**Set exercise**
The records below should be written out again, exactly.

**The input**

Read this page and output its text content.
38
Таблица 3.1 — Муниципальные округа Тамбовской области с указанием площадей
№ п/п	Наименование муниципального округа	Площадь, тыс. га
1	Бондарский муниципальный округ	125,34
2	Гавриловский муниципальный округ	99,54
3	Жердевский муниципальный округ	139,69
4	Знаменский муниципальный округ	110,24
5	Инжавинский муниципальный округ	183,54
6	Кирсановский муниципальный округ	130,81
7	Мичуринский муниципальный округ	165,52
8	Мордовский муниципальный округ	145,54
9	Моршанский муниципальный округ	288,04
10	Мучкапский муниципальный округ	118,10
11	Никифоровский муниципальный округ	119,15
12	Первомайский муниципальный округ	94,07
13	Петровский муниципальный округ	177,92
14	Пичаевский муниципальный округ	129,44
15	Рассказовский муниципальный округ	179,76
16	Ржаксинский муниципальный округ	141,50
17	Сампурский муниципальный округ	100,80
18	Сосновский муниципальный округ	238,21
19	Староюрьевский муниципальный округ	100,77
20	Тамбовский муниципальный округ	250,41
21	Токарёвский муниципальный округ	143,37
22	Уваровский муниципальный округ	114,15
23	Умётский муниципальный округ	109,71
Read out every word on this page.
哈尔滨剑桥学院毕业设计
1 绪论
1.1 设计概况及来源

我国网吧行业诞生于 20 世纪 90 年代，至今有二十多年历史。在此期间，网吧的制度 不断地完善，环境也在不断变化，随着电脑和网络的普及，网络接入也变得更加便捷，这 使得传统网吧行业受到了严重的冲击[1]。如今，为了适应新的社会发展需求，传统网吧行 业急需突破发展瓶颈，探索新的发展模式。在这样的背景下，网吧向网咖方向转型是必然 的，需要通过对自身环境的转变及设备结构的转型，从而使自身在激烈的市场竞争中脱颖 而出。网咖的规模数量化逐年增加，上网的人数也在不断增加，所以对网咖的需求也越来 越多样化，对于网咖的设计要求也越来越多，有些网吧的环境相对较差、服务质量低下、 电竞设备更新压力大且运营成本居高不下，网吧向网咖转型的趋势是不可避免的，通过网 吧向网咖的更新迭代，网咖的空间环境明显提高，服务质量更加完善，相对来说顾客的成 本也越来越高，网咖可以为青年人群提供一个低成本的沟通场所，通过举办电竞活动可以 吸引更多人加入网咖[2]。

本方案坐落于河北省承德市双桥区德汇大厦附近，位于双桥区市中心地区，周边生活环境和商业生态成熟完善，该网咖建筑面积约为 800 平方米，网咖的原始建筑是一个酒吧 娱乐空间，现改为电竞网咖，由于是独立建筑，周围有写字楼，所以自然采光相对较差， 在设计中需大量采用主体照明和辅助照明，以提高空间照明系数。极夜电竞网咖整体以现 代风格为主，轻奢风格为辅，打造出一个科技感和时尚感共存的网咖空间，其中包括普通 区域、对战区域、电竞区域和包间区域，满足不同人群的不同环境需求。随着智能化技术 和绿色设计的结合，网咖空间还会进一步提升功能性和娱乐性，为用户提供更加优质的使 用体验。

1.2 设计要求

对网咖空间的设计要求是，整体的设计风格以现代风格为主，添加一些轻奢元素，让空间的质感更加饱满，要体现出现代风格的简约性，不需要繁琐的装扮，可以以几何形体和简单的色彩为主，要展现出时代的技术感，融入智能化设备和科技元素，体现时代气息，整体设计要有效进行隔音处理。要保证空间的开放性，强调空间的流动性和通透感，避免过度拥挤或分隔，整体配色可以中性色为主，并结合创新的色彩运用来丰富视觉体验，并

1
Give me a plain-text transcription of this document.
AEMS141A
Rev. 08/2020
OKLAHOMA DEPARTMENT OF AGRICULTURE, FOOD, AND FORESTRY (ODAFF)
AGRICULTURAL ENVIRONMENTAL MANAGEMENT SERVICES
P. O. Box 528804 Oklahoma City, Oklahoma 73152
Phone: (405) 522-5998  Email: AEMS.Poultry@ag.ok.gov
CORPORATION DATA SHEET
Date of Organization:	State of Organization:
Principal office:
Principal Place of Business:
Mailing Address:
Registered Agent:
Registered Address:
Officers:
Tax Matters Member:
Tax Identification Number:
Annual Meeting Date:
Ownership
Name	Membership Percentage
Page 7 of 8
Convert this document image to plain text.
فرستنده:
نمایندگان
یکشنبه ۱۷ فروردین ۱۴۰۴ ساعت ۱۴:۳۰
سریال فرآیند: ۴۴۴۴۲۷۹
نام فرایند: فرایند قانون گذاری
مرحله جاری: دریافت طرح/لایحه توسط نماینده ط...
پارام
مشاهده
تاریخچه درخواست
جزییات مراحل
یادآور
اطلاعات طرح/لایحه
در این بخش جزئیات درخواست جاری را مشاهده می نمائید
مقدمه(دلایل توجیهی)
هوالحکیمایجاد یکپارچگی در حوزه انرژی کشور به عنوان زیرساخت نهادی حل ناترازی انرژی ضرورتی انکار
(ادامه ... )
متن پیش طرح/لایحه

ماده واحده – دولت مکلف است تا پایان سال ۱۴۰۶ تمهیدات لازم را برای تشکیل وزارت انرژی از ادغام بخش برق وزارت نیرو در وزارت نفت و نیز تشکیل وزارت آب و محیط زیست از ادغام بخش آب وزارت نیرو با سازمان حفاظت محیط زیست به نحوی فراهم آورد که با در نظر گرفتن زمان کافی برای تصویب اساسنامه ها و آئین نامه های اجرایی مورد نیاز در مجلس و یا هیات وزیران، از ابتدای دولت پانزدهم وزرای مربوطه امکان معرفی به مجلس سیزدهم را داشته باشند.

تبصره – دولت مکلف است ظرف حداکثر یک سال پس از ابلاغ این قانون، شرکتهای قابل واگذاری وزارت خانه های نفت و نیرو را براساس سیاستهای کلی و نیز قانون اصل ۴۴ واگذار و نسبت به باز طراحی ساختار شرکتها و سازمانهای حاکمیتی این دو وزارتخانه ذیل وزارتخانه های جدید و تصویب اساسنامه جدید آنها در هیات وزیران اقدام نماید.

**Output of the task**
Read this page and output its text content.
38
Таблица 3.1 — Муниципальные округа Тамбовской области с указанием площадей
№ п/п	Наименование муниципального округа	Площадь, тыс. га
1	Бондарский муниципальный округ	125,34
2	Гавриловский муниципальный округ	99,54
3	Жердевский муниципальный округ	139,69
4	Знаменский муниципальный округ	110,24
5	Инжавинский муниципальный округ	183,54
6	Кирсановский муниципальный округ	130,81
7	Мичуринский муниципальный округ	165,52
8	Мордовский муниципальный округ	145,54
9	Моршанский муниципальный округ	288,04
10	Мучкапский муниципальный округ	118,10
11	Никифоровский муниципальный округ	119,15
12	Первомайский муниципальный округ	94,07
13	Петровский муниципальный округ	177,92
14	Пичаевский муниципальный округ	129,44
15	Рассказовский муниципальный округ	179,76
16	Ржаксинский муниципальный округ	141,50
17	Сампурский муниципальный округ	100,80
18	Сосновский муниципальный округ	238,21
19	Староюрьевский муниципальный округ	100,77
20	Тамбовский муниципальный округ	250,41
21	Токарёвский муниципальный округ	143,37
22	Уваровский муниципальный округ	114,15
23	Умётский муниципальный округ	109,71
Read out every word on this page.
哈尔滨剑桥学院毕业设计
1 绪论
1.1 设计概况及来源

我国网吧行业诞生于 20 世纪 90 年代，至今有二十多年历史。在此期间，网吧的制度 不断地完善，环境也在不断变化，随着电脑和网络的普及，网络接入也变得更加便捷，这 使得传统网吧行业受到了严重的冲击[1]。如今，为了适应新的社会发展需求，传统网吧行 业急需突破发展瓶颈，探索新的发展模式。在这样的背景下，网吧向网咖方向转型是必然 的，需要通过对自身环境的转变及设备结构的转型，从而使自身在激烈的市场竞争中脱颖 而出。网咖的规模数量化逐年增加，上网的人数也在不断增加，所以对网咖的需求也越来 越多样化，对于网咖的设计要求也越来越多，有些网吧的环境相对较差、服务质量低下、 电竞设备更新压力大且运营成本居高不下，网吧向网咖转型的趋势是不可避免的，通过网 吧向网咖的更新迭代，网咖的空间环境明显提高，服务质量更加完善，相对来说顾客的成 本也越来越高，网咖可以为青年人群提供一个低成本的沟通场所，通过举办电竞活动可以 吸引更多人加入网咖[2]。

本方案坐落于河北省承德市双桥区德汇大厦附近，位于双桥区市中心地区，周边生活环境和商业生态成熟完善，该网咖建筑面积约为 800 平方米，网咖的原始建筑是一个酒吧 娱乐空间，现改为电竞网咖，由于是独立建筑，周围有写字楼，所以自然采光相对较差， 在设计中需大量采用主体照明和辅助照明，以提高空间照明系数。极夜电竞网咖整体以现 代风格为主，轻奢风格为辅，打造出一个科技感和时尚感共存的网咖空间，其中包括普通 区域、对战区域、电竞区域和包间区域，满足不同人群的不同环境需求。随着智能化技术 和绿色设计的结合，网咖空间还会进一步提升功能性和娱乐性，为用户提供更加优质的使 用体验。

1.2 设计要求

对网咖空间的设计要求是，整体的设计风格以现代风格为主，添加一些轻奢元素，让空间的质感更加饱满，要体现出现代风格的简约性，不需要繁琐的装扮，可以以几何形体和简单的色彩为主，要展现出时代的技术感，融入智能化设备和科技元素，体现时代气息，整体设计要有效进行隔音处理。要保证空间的开放性，强调空间的流动性和通透感，避免过度拥挤或分隔，整体配色可以中性色为主，并结合创新的色彩运用来丰富视觉体验，并

1
Give me a plain-text transcription of this document.
AEMS141A
Rev. 08/2020
OKLAHOMA DEPARTMENT OF AGRICULTURE, FOOD, AND FORESTRY (ODAFF)
AGRICULTURAL ENVIRONMENTAL MANAGEMENT SERVICES
P. O. Box 528804 Oklahoma City, Oklahoma 73152
Phone: (405) 522-5998  Email: AEMS.Poultry@ag.ok.gov
CORPORATION DATA SHEET
Date of Organization:	State of Organization:
Principal office:
Principal Place of Business:
Mailing Address:
Registered Agent:
Registered Address:
Officers:
Tax Matters Member:
Tax Identification Number:
Annual Meeting Date:
Ownership
Name	Membership Percentage
Page 7 of 8
Convert this document image to plain text.
فرستنده:
نمایندگان
یکشنبه ۱۷ فروردین ۱۴۰۴ ساعت ۱۴:۳۰
سریال فرآیند: ۴۴۴۴۲۷۹
نام فرایند: فرایند قانون گذاری
مرحله جاری: دریافت طرح/لایحه توسط نماینده ط...
پارام
مشاهده
تاریخچه درخواست
جزییات مراحل
یادآور
اطلاعات طرح/لایحه
در این بخش جزئیات درخواست جاری را مشاهده می نمائید
مقدمه(دلایل توجیهی)
هوالحکیمایجاد یکپارچگی در حوزه انرژی کشور به عنوان زیرساخت نهادی حل ناترازی انرژی ضرورتی انکار
(ادامه ... )
متن پیش طرح/لایحه

ماده واحده – دولت مکلف است تا پایان سال ۱۴۰۶ تمهیدات لازم را برای تشکیل وزارت انرژی از ادغام بخش برق وزارت نیرو در وزارت نفت و نیز تشکیل وزارت آب و محیط زیست از ادغام بخش آب وزارت نیرو با سازمان حفاظت محیط زیست به نحوی فراهم آورد که با در نظر گرفتن زمان کافی برای تصویب اساسنامه ها و آئین نامه های اجرایی مورد نیاز در مجلس و یا هیات وزیران، از ابتدای دولت پانزدهم وزرای مربوطه امکان معرفی به مجلس سیزدهم را داشته باشند.

تبصره – دولت مکلف است ظرف حداکثر یک سال پس از ابلاغ این قانون، شرکتهای قابل واگذاری وزارت خانه های نفت و نیرو را براساس سیاستهای کلی و نیز قانون اصل ۴۴ واگذار و نسبت به باز طراحی ساختار شرکتها و سازمانهای حاکمیتی این دو وزارتخانه ذیل وزارتخانه های جدید و تصویب اساسنامه جدید آنها در هیات وزیران اقدام نماید.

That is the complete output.